Extract each record and reproduce it exactly.
/---
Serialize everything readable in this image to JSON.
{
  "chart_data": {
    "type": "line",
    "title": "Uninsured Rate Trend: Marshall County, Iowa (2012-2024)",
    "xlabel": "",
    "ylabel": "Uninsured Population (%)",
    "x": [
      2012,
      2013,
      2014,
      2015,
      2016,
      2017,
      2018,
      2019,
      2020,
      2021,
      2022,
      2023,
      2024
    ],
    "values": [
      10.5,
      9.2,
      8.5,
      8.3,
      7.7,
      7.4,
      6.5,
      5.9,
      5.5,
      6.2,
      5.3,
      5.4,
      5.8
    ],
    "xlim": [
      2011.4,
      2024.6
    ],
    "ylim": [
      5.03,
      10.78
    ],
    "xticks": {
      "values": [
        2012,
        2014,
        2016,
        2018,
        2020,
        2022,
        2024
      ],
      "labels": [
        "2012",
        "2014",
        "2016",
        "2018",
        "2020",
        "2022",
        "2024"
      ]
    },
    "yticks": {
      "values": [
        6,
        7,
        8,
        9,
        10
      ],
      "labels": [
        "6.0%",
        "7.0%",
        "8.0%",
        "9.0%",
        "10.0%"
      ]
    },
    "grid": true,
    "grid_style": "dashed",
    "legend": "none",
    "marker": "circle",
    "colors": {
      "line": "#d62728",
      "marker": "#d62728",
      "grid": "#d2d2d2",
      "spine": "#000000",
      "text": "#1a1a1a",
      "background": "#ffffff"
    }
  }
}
\---
◆ **COMPLETE OUTPUT**:
Serialize everything readable in this image to JSON.
{
  "chart_data": {
    "type": "line",
    "title": "Uninsured Rate Trend: Marshall County, Iowa (2012-2024)",
    "xlabel": "",
    "ylabel": "Uninsured Population (%)",
    "x": [
      2012,
      2013,
      2014,
      2015,
      2016,
      2017,
      2018,
      2019,
      2020,
      2021,
      2022,
      2023,
      2024
    ],
    "values": [
      10.5,
      9.2,
      8.5,
      8.3,
      7.7,
      7.4,
      6.5,
      5.9,
      5.5,
      6.2,
      5.3,
      5.4,
      5.8
    ],
    "xlim": [
      2011.4,
      2024.6
    ],
    "ylim": [
      5.03,
      10.78
    ],
    "xticks": {
      "values": [
        2012,
        2014,
        2016,
        2018,
        2020,
        2022,
        2024
      ],
      "labels": [
        "2012",
        "2014",
        "2016",
        "2018",
        "2020",
        "2022",
        "2024"
      ]
    },
    "yticks": {
      "values": [
        6,
        7,
        8,
        9,
        10
      ],
      "labels": [
        "6.0%",
        "7.0%",
        "8.0%",
        "9.0%",
        "10.0%"
      ]
    },
    "grid": true,
    "grid_style": "dashed",
    "legend": "none",
    "marker": "circle",
    "colors": {
      "line": "#d62728",
      "marker": "#d62728",
      "grid": "#d2d2d2",
      "spine": "#000000",
      "text": "#1a1a1a",
      "background": "#ffffff"
    }
  }
}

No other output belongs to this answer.